_Stated task:_ Transcribe each line of the records below exactly, excluding any embedded images.

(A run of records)
╔══
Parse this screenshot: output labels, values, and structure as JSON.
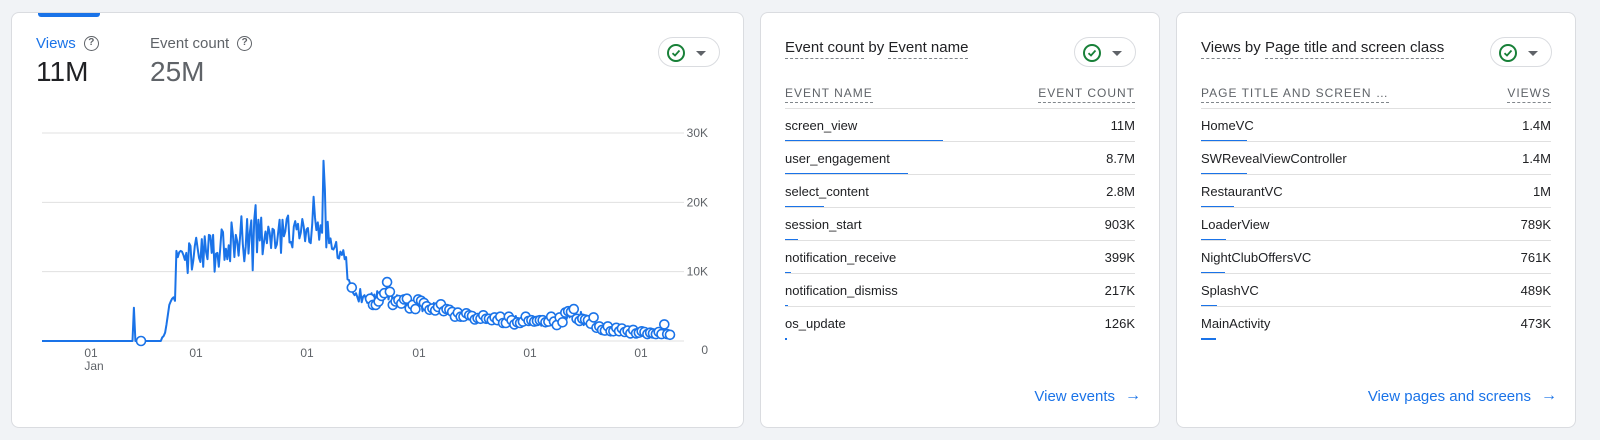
{
  "overview": {
    "metrics": [
      {
        "label": "Views",
        "value": "11M"
      },
      {
        "label": "Event count",
        "value": "25M"
      }
    ],
    "help_glyph": "?"
  },
  "chart_data": {
    "type": "line",
    "x_tick_labels": [
      "01",
      "01",
      "01",
      "01",
      "01",
      "01"
    ],
    "x_sub_label": "Jan",
    "y_ticks": [
      "0",
      "10K",
      "20K",
      "30K"
    ],
    "ylim": [
      0,
      30000
    ],
    "grid": true,
    "series": [
      {
        "values": [
          0,
          0,
          0,
          0,
          0,
          0,
          0,
          0,
          0,
          0,
          0,
          0,
          0,
          0,
          0,
          0,
          0,
          0,
          0,
          0,
          0,
          0,
          0,
          0,
          0,
          0,
          0,
          0,
          0,
          0,
          0,
          0,
          0,
          0,
          0,
          0,
          0,
          0,
          0,
          0,
          0,
          0,
          0,
          0,
          0,
          0,
          0,
          0,
          0,
          0,
          0,
          0,
          0,
          0,
          0,
          0,
          0,
          0,
          0,
          0,
          0,
          0,
          0,
          0,
          0,
          4800,
          0,
          0,
          0,
          0,
          0,
          0,
          0,
          0,
          0,
          0,
          0,
          0,
          0,
          0,
          0,
          0,
          0,
          0,
          0,
          500,
          700,
          1200,
          2400,
          3800,
          5200,
          5700,
          6100,
          6300,
          5800,
          13000,
          12100,
          12800,
          13000,
          12900,
          12400,
          11700,
          12700,
          9800,
          14100,
          13700,
          10300,
          11600,
          13700,
          14900,
          13400,
          12000,
          11400,
          14700,
          10700,
          15100,
          12800,
          11800,
          15300,
          15200,
          12700,
          15300,
          10000,
          12600,
          12700,
          10700,
          13300,
          16100,
          15700,
          11700,
          13300,
          11800,
          13800,
          11500,
          17100,
          15300,
          12100,
          15300,
          14400,
          12300,
          14900,
          18000,
          14000,
          11500,
          13600,
          17600,
          12600,
          15700,
          17400,
          10200,
          17400,
          19600,
          12800,
          17500,
          14500,
          17800,
          12500,
          14400,
          15800,
          14100,
          16500,
          15600,
          13400,
          16200,
          16000,
          13400,
          13900,
          15700,
          17500,
          12700,
          17500,
          15100,
          15800,
          17600,
          18100,
          14200,
          14300,
          13500,
          16500,
          17300,
          16100,
          16900,
          14800,
          15600,
          17600,
          16500,
          14400,
          16100,
          16300,
          14300,
          14100,
          16800,
          20800,
          17800,
          16000,
          17100,
          14600,
          16700,
          15600,
          26000,
          21800,
          13500,
          17200,
          14100,
          14800,
          13300,
          13200,
          13600,
          14300,
          12000,
          11900,
          12900,
          12400,
          13100,
          11800,
          12100,
          8900,
          8800,
          8200,
          7700,
          6900,
          6600,
          6900,
          6300,
          5700,
          7500,
          5600,
          6400,
          6600,
          6100,
          5500,
          6500,
          6100,
          6900,
          5200,
          6700,
          5200,
          7200,
          5700,
          6300,
          6500,
          5800,
          6900,
          6600,
          8500,
          6000,
          7100,
          7400,
          5200,
          6300,
          5700,
          6600,
          5900,
          6200,
          5400,
          5700,
          6000,
          5700,
          6100,
          4700,
          4700,
          4200,
          5200,
          5600,
          4600,
          6100,
          6000,
          5100,
          5800,
          4300,
          5500,
          5300,
          5000,
          4400,
          4500,
          4800,
          4700,
          5500,
          4400,
          4700,
          4900,
          4200,
          5300,
          4500,
          4300,
          3900,
          4600,
          3900,
          4500,
          4000,
          4200,
          4100,
          3500,
          3800,
          4100,
          3800,
          3500,
          3900,
          3500,
          4000,
          4000,
          3200,
          3700,
          4000,
          3600,
          3100,
          3100,
          3600,
          3300,
          3000,
          3200,
          3300,
          3700,
          3000,
          3200,
          3000,
          3200,
          3600,
          3000,
          3300,
          3400,
          2900,
          3000,
          2700,
          3500,
          3000,
          2600,
          3100,
          2600,
          3000,
          3500,
          3300,
          3000,
          2900,
          2400,
          3600,
          2700,
          2800,
          2600,
          3200,
          2800,
          3000,
          3500,
          2500,
          2900,
          2400,
          3000,
          2900,
          2800,
          2400,
          2900,
          2700,
          3000,
          2200,
          3000,
          2900,
          2700,
          3100,
          2800,
          2700,
          3500,
          2600,
          2800,
          2900,
          2300,
          2500,
          3400,
          3000,
          2700,
          2800,
          4100,
          3200,
          4300,
          3400,
          4200,
          3700,
          4600,
          2800,
          3200,
          3800,
          2900,
          4200,
          3200,
          2300,
          3100,
          2500,
          3000,
          2900,
          2500,
          2800,
          3400,
          1800,
          1900,
          1700,
          2100,
          2100,
          1600,
          1600,
          1500,
          2400,
          2100,
          1500,
          1400,
          1900,
          1400,
          1800,
          1900,
          1900,
          1400,
          1300,
          1800,
          1200,
          1300,
          1100,
          1500,
          1300,
          1100,
          1400,
          1600,
          1200,
          1100,
          1500,
          1200,
          1200,
          1400,
          1400,
          1300,
          1100,
          1000,
          1300,
          1200,
          1100,
          1100,
          1500,
          1000,
          900,
          1300,
          1200,
          1000,
          1100,
          2400,
          900,
          1000,
          1300,
          900
        ]
      }
    ]
  },
  "events_card": {
    "title_metric": "Event count",
    "title_by": "by",
    "title_dim": "Event name",
    "col_left": "EVENT NAME",
    "col_right": "EVENT COUNT",
    "rows": [
      {
        "name": "screen_view",
        "value": "11M",
        "share": 0.45
      },
      {
        "name": "user_engagement",
        "value": "8.7M",
        "share": 0.35
      },
      {
        "name": "select_content",
        "value": "2.8M",
        "share": 0.11
      },
      {
        "name": "session_start",
        "value": "903K",
        "share": 0.037
      },
      {
        "name": "notification_receive",
        "value": "399K",
        "share": 0.016
      },
      {
        "name": "notification_dismiss",
        "value": "217K",
        "share": 0.009
      },
      {
        "name": "os_update",
        "value": "126K",
        "share": 0.005
      }
    ],
    "link": "View events",
    "arrow": "→"
  },
  "pages_card": {
    "title_metric": "Views",
    "title_by": "by",
    "title_dim": "Page title and screen class",
    "col_left": "PAGE TITLE AND SCREEN …",
    "col_right": "VIEWS",
    "rows": [
      {
        "name": "HomeVC",
        "value": "1.4M",
        "share": 0.13
      },
      {
        "name": "SWRevealViewController",
        "value": "1.4M",
        "share": 0.13
      },
      {
        "name": "RestaurantVC",
        "value": "1M",
        "share": 0.095
      },
      {
        "name": "LoaderView",
        "value": "789K",
        "share": 0.072
      },
      {
        "name": "NightClubOffersVC",
        "value": "761K",
        "share": 0.069
      },
      {
        "name": "SplashVC",
        "value": "489K",
        "share": 0.045
      },
      {
        "name": "MainActivity",
        "value": "473K",
        "share": 0.043
      }
    ],
    "link": "View pages and screens",
    "arrow": "→"
  },
  "colors": {
    "accent": "#1a73e8",
    "ok": "#188038",
    "muted": "#5f6368"
  }
}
╚══
_Response below:_
Parse this screenshot: output labels, values, and structure as JSON.
{
  "overview": {
    "metrics": [
      {
        "label": "Views",
        "value": "11M"
      },
      {
        "label": "Event count",
        "value": "25M"
      }
    ],
    "help_glyph": "?"
  },
  "chart_data": {
    "type": "line",
    "x_tick_labels": [
      "01",
      "01",
      "01",
      "01",
      "01",
      "01"
    ],
    "x_sub_label": "Jan",
    "y_ticks": [
      "0",
      "10K",
      "20K",
      "30K"
    ],
    "ylim": [
      0,
      30000
    ],
    "grid": true,
    "series": [
      {
        "values": [
          0,
          0,
          0,
          0,
          0,
          0,
          0,
          0,
          0,
          0,
          0,
          0,
          0,
          0,
          0,
          0,
          0,
          0,
          0,
          0,
          0,
          0,
          0,
          0,
          0,
          0,
          0,
          0,
          0,
          0,
          0,
          0,
          0,
          0,
          0,
          0,
          0,
          0,
          0,
          0,
          0,
          0,
          0,
          0,
          0,
          0,
          0,
          0,
          0,
          0,
          0,
          0,
          0,
          0,
          0,
          0,
          0,
          0,
          0,
          0,
          0,
          0,
          0,
          0,
          0,
          4800,
          0,
          0,
          0,
          0,
          0,
          0,
          0,
          0,
          0,
          0,
          0,
          0,
          0,
          0,
          0,
          0,
          0,
          0,
          0,
          500,
          700,
          1200,
          2400,
          3800,
          5200,
          5700,
          6100,
          6300,
          5800,
          13000,
          12100,
          12800,
          13000,
          12900,
          12400,
          11700,
          12700,
          9800,
          14100,
          13700,
          10300,
          11600,
          13700,
          14900,
          13400,
          12000,
          11400,
          14700,
          10700,
          15100,
          12800,
          11800,
          15300,
          15200,
          12700,
          15300,
          10000,
          12600,
          12700,
          10700,
          13300,
          16100,
          15700,
          11700,
          13300,
          11800,
          13800,
          11500,
          17100,
          15300,
          12100,
          15300,
          14400,
          12300,
          14900,
          18000,
          14000,
          11500,
          13600,
          17600,
          12600,
          15700,
          17400,
          10200,
          17400,
          19600,
          12800,
          17500,
          14500,
          17800,
          12500,
          14400,
          15800,
          14100,
          16500,
          15600,
          13400,
          16200,
          16000,
          13400,
          13900,
          15700,
          17500,
          12700,
          17500,
          15100,
          15800,
          17600,
          18100,
          14200,
          14300,
          13500,
          16500,
          17300,
          16100,
          16900,
          14800,
          15600,
          17600,
          16500,
          14400,
          16100,
          16300,
          14300,
          14100,
          16800,
          20800,
          17800,
          16000,
          17100,
          14600,
          16700,
          15600,
          26000,
          21800,
          13500,
          17200,
          14100,
          14800,
          13300,
          13200,
          13600,
          14300,
          12000,
          11900,
          12900,
          12400,
          13100,
          11800,
          12100,
          8900,
          8800,
          8200,
          7700,
          6900,
          6600,
          6900,
          6300,
          5700,
          7500,
          5600,
          6400,
          6600,
          6100,
          5500,
          6500,
          6100,
          6900,
          5200,
          6700,
          5200,
          7200,
          5700,
          6300,
          6500,
          5800,
          6900,
          6600,
          8500,
          6000,
          7100,
          7400,
          5200,
          6300,
          5700,
          6600,
          5900,
          6200,
          5400,
          5700,
          6000,
          5700,
          6100,
          4700,
          4700,
          4200,
          5200,
          5600,
          4600,
          6100,
          6000,
          5100,
          5800,
          4300,
          5500,
          5300,
          5000,
          4400,
          4500,
          4800,
          4700,
          5500,
          4400,
          4700,
          4900,
          4200,
          5300,
          4500,
          4300,
          3900,
          4600,
          3900,
          4500,
          4000,
          4200,
          4100,
          3500,
          3800,
          4100,
          3800,
          3500,
          3900,
          3500,
          4000,
          4000,
          3200,
          3700,
          4000,
          3600,
          3100,
          3100,
          3600,
          3300,
          3000,
          3200,
          3300,
          3700,
          3000,
          3200,
          3000,
          3200,
          3600,
          3000,
          3300,
          3400,
          2900,
          3000,
          2700,
          3500,
          3000,
          2600,
          3100,
          2600,
          3000,
          3500,
          3300,
          3000,
          2900,
          2400,
          3600,
          2700,
          2800,
          2600,
          3200,
          2800,
          3000,
          3500,
          2500,
          2900,
          2400,
          3000,
          2900,
          2800,
          2400,
          2900,
          2700,
          3000,
          2200,
          3000,
          2900,
          2700,
          3100,
          2800,
          2700,
          3500,
          2600,
          2800,
          2900,
          2300,
          2500,
          3400,
          3000,
          2700,
          2800,
          4100,
          3200,
          4300,
          3400,
          4200,
          3700,
          4600,
          2800,
          3200,
          3800,
          2900,
          4200,
          3200,
          2300,
          3100,
          2500,
          3000,
          2900,
          2500,
          2800,
          3400,
          1800,
          1900,
          1700,
          2100,
          2100,
          1600,
          1600,
          1500,
          2400,
          2100,
          1500,
          1400,
          1900,
          1400,
          1800,
          1900,
          1900,
          1400,
          1300,
          1800,
          1200,
          1300,
          1100,
          1500,
          1300,
          1100,
          1400,
          1600,
          1200,
          1100,
          1500,
          1200,
          1200,
          1400,
          1400,
          1300,
          1100,
          1000,
          1300,
          1200,
          1100,
          1100,
          1500,
          1000,
          900,
          1300,
          1200,
          1000,
          1100,
          2400,
          900,
          1000,
          1300,
          900
        ]
      }
    ]
  },
  "events_card": {
    "title_metric": "Event count",
    "title_by": "by",
    "title_dim": "Event name",
    "col_left": "EVENT NAME",
    "col_right": "EVENT COUNT",
    "rows": [
      {
        "name": "screen_view",
        "value": "11M",
        "share": 0.45
      },
      {
        "name": "user_engagement",
        "value": "8.7M",
        "share": 0.35
      },
      {
        "name": "select_content",
        "value": "2.8M",
        "share": 0.11
      },
      {
        "name": "session_start",
        "value": "903K",
        "share": 0.037
      },
      {
        "name": "notification_receive",
        "value": "399K",
        "share": 0.016
      },
      {
        "name": "notification_dismiss",
        "value": "217K",
        "share": 0.009
      },
      {
        "name": "os_update",
        "value": "126K",
        "share": 0.005
      }
    ],
    "link": "View events",
    "arrow": "→"
  },
  "pages_card": {
    "title_metric": "Views",
    "title_by": "by",
    "title_dim": "Page title and screen class",
    "col_left": "PAGE TITLE AND SCREEN …",
    "col_right": "VIEWS",
    "rows": [
      {
        "name": "HomeVC",
        "value": "1.4M",
        "share": 0.13
      },
      {
        "name": "SWRevealViewController",
        "value": "1.4M",
        "share": 0.13
      },
      {
        "name": "RestaurantVC",
        "value": "1M",
        "share": 0.095
      },
      {
        "name": "LoaderView",
        "value": "789K",
        "share": 0.072
      },
      {
        "name": "NightClubOffersVC",
        "value": "761K",
        "share": 0.069
      },
      {
        "name": "SplashVC",
        "value": "489K",
        "share": 0.045
      },
      {
        "name": "MainActivity",
        "value": "473K",
        "share": 0.043
      }
    ],
    "link": "View pages and screens",
    "arrow": "→"
  },
  "colors": {
    "accent": "#1a73e8",
    "ok": "#188038",
    "muted": "#5f6368"
  }
}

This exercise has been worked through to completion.